:: Trecho do texto ::

Moradores da rua José de Alencar se lembram dos “apertos” da “Rua da Grota”

Texto: Lenícia Trindade

Imagem do Google Maps

“Moro aqui na rua José de Alencar tem uns 30 anos. Quando era a grota a gente tinha muita dificuldade, principalmente para mim. Eu morava em uma casinha de tábua e entrava água quando chovia”. O relato é de Maria de Jesus, moradora da rua José de Alencar, conhecida por muitos como “Rua da Grota”, no bairro Bom Sucesso, em Imperatriz.

A situação mudou em no ano de 2014, quando foi feito um projeto de saneamento e pavimentação pelo então prefeito Sebastião Madeira, com parceria do governo do Estado. Mas o que mudou de lá para cá na opinião dos moradores?

Maria Ricardim, de 36 anos, moradora da rua, lembra que a região é “uma perna de um riacho”. Ela se refere ao Capivara. “Então esse percurso que esse rio fazia aqui, era o que repartia a rua”. Os antigos moradores, principalmente os mais velhos, dizem que, antes, as pessoas lavavam roupa nesse riacho, quando o bairro ainda não era bem populoso. Com o tempo, o lugar passou a ganhar mais população, construções e casas. “Aonde o ser humano chega, acaba destruindo um pouco”, detalha.

:::
:: Dados fornecidos ::

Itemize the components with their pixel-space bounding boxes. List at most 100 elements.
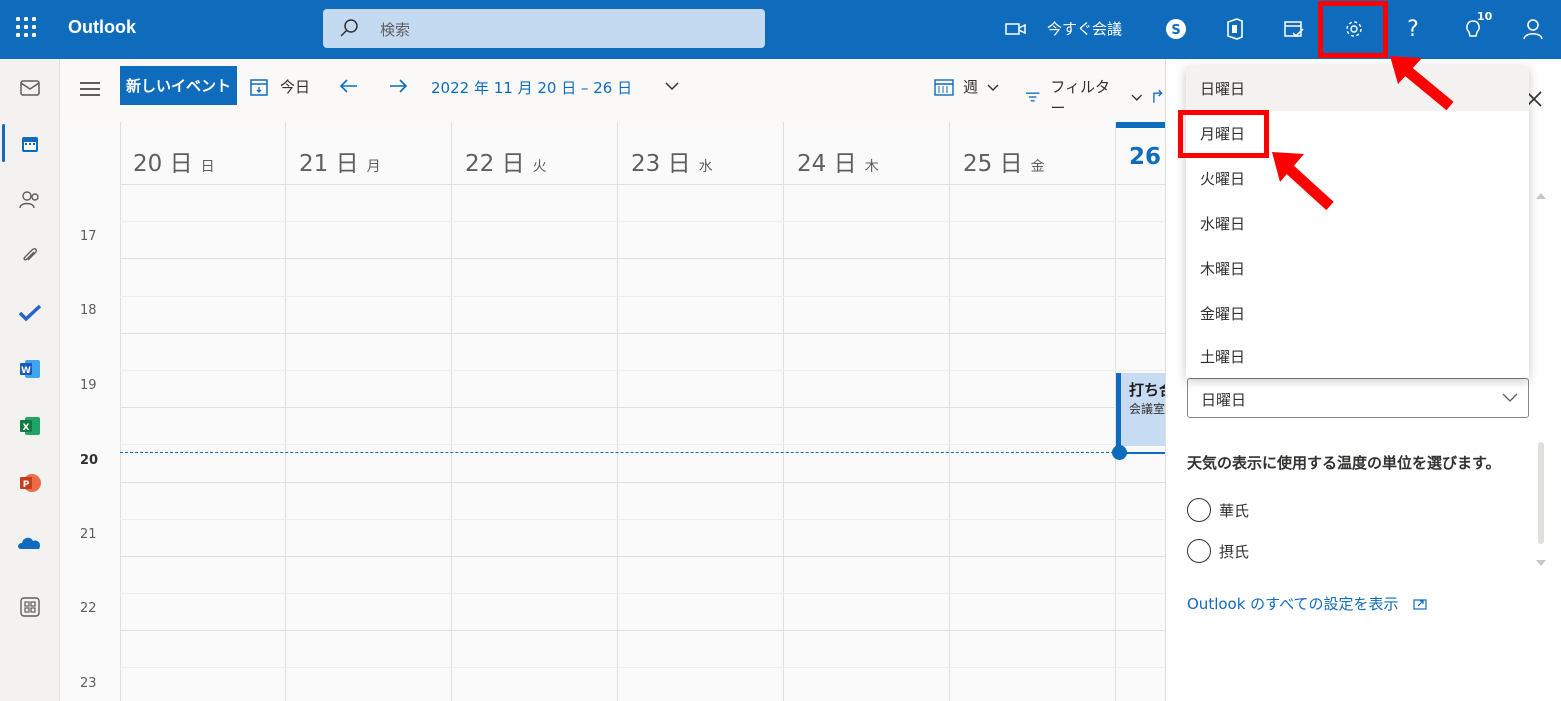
- meet-now-button[interactable]: 今すぐ会議: [1005, 18, 1122, 39]
- day-header[interactable]: 20 日日: [133, 144, 215, 184]
- hour-line: [120, 258, 1165, 259]
- radio-label: 摂氏: [1219, 542, 1250, 561]
- account-avatar-icon[interactable]: [1520, 16, 1546, 42]
- hour-label: 17: [80, 229, 97, 244]
- scrollbar-thumb[interactable]: [1538, 442, 1544, 544]
- chevron-down-icon: [1502, 393, 1518, 402]
- half-hour-line: [120, 519, 1165, 520]
- half-hour-line: [120, 370, 1165, 371]
- powerpoint-icon[interactable]: P: [17, 470, 43, 496]
- excel-icon[interactable]: X: [17, 413, 43, 439]
- hour-line: [120, 556, 1165, 557]
- svg-text:S: S: [1171, 23, 1180, 38]
- search-box[interactable]: 検索: [323, 9, 765, 48]
- day-header[interactable]: 25 日金: [963, 144, 1045, 184]
- top-bar: Outlook 検索 今すぐ会議 S ? 10: [0, 0, 1561, 59]
- annotation-arrow-icon: [1272, 152, 1334, 211]
- column-divider: [120, 122, 121, 701]
- office-icon[interactable]: [1222, 16, 1248, 42]
- event-title: 打ち合: [1129, 381, 1165, 399]
- calendar-icon[interactable]: [17, 131, 43, 157]
- calendar-event[interactable]: 打ち合 会議室: [1116, 373, 1165, 446]
- view-label: 週: [963, 78, 979, 96]
- dropdown-option-tuesday[interactable]: 火曜日: [1186, 156, 1529, 201]
- date-range-label[interactable]: 2022 年 11 月 20 日 – 26 日: [431, 77, 632, 98]
- previous-week-arrow-icon[interactable]: [337, 74, 361, 98]
- hour-label-current: 20: [80, 453, 99, 468]
- annotation-arrow-icon: [1390, 56, 1454, 111]
- hour-label: 22: [80, 601, 97, 616]
- fahrenheit-radio[interactable]: 華氏: [1187, 498, 1249, 522]
- view-all-settings-link[interactable]: Outlook のすべての設定を表示: [1187, 593, 1427, 614]
- half-hour-line: [120, 444, 1165, 445]
- day-header[interactable]: 23 日水: [631, 144, 713, 184]
- day-header-today[interactable]: 26: [1129, 144, 1161, 184]
- half-hour-line: [120, 593, 1165, 594]
- dropdown-option-sunday[interactable]: 日曜日: [1186, 66, 1529, 111]
- hour-label: 18: [80, 303, 97, 318]
- chevron-down-icon: [987, 84, 999, 91]
- view-selector-button[interactable]: 週: [934, 76, 999, 97]
- day-header[interactable]: 22 日火: [465, 144, 547, 184]
- hour-label: 19: [80, 378, 97, 393]
- hour-label: 23: [80, 676, 97, 691]
- current-time-dot: [1112, 445, 1127, 460]
- word-icon[interactable]: W: [17, 356, 43, 382]
- temperature-unit-label: 天気の表示に使用する温度の単位を選びます。: [1187, 454, 1501, 472]
- column-divider: [285, 122, 286, 701]
- radio-label: 華氏: [1219, 501, 1250, 520]
- chevron-down-icon: [1131, 94, 1143, 101]
- mail-icon[interactable]: [17, 75, 43, 101]
- more-apps-icon[interactable]: [17, 594, 43, 620]
- day-header[interactable]: 21 日月: [299, 144, 381, 184]
- radio-circle: [1187, 498, 1211, 522]
- share-icon: [1152, 89, 1163, 103]
- first-day-of-week-select[interactable]: 日曜日: [1187, 378, 1529, 418]
- todo-icon[interactable]: [17, 300, 43, 326]
- rail-active-indicator: [2, 124, 5, 162]
- dropdown-option-saturday[interactable]: 土曜日: [1186, 334, 1529, 379]
- dropdown-option-thursday[interactable]: 木曜日: [1186, 246, 1529, 291]
- monday-highlight-box: [1178, 110, 1269, 158]
- dropdown-option-friday[interactable]: 金曜日: [1186, 291, 1529, 336]
- svg-text:P: P: [23, 480, 30, 490]
- skype-icon[interactable]: S: [1163, 16, 1189, 42]
- day-header[interactable]: 24 日木: [797, 144, 879, 184]
- filter-button[interactable]: フィルター: [1025, 76, 1165, 118]
- today-column-indicator: [1116, 122, 1165, 128]
- column-divider: [783, 122, 784, 701]
- header-divider: [120, 184, 1165, 185]
- search-icon: [340, 19, 358, 37]
- app-title[interactable]: Outlook: [68, 17, 136, 38]
- filter-label: フィルター: [1050, 78, 1111, 117]
- video-camera-icon: [1005, 22, 1026, 35]
- next-week-arrow-icon[interactable]: [386, 74, 410, 98]
- hour-line: [120, 482, 1165, 483]
- calendar-week-icon: [934, 78, 954, 96]
- attachment-icon[interactable]: [17, 243, 43, 269]
- radio-circle: [1187, 539, 1211, 563]
- celsius-radio[interactable]: 摂氏: [1187, 539, 1249, 563]
- current-time-line: [120, 452, 1119, 453]
- app-rail: W X P: [0, 59, 60, 701]
- help-icon[interactable]: ?: [1400, 16, 1426, 42]
- people-icon[interactable]: [17, 187, 43, 213]
- new-event-button[interactable]: 新しいイベント: [120, 66, 237, 105]
- hamburger-menu-icon[interactable]: [80, 82, 100, 96]
- onedrive-icon[interactable]: [17, 529, 43, 555]
- calendar-week-grid: 20 日日 21 日月 22 日火 23 日水 24 日木 25 日金 26 1…: [61, 122, 1165, 701]
- dropdown-option-wednesday[interactable]: 水曜日: [1186, 201, 1529, 246]
- view-all-settings-label: Outlook のすべての設定を表示: [1187, 595, 1399, 613]
- app-launcher-icon[interactable]: [16, 17, 40, 41]
- scroll-down-icon[interactable]: [1536, 560, 1546, 566]
- column-divider: [451, 122, 452, 701]
- today-button[interactable]: 今日: [249, 76, 310, 97]
- hour-line: [120, 333, 1165, 334]
- search-input[interactable]: 検索: [380, 19, 410, 40]
- chevron-down-icon[interactable]: [664, 79, 680, 93]
- my-day-icon[interactable]: [1281, 16, 1307, 42]
- column-divider: [617, 122, 618, 701]
- scroll-up-icon[interactable]: [1536, 193, 1546, 199]
- svg-text:X: X: [23, 423, 30, 433]
- half-hour-line: [120, 221, 1165, 222]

:::

▶ Instruções da tarefa
Responda às perguntas abaixo com base na reportagem sobre a rua José de Alencar:
1. Em que ano foi feito o projeto de saneamento e pavimentação da rua?
2. Qual é a idade de Maria Ricardim?
3. Em que bairro e em que cidade fica a rua?

▶ Resolução do problema
1. Em 2014.
2. 36 anos.
3. No bairro Bom Sucesso, em Imperatriz.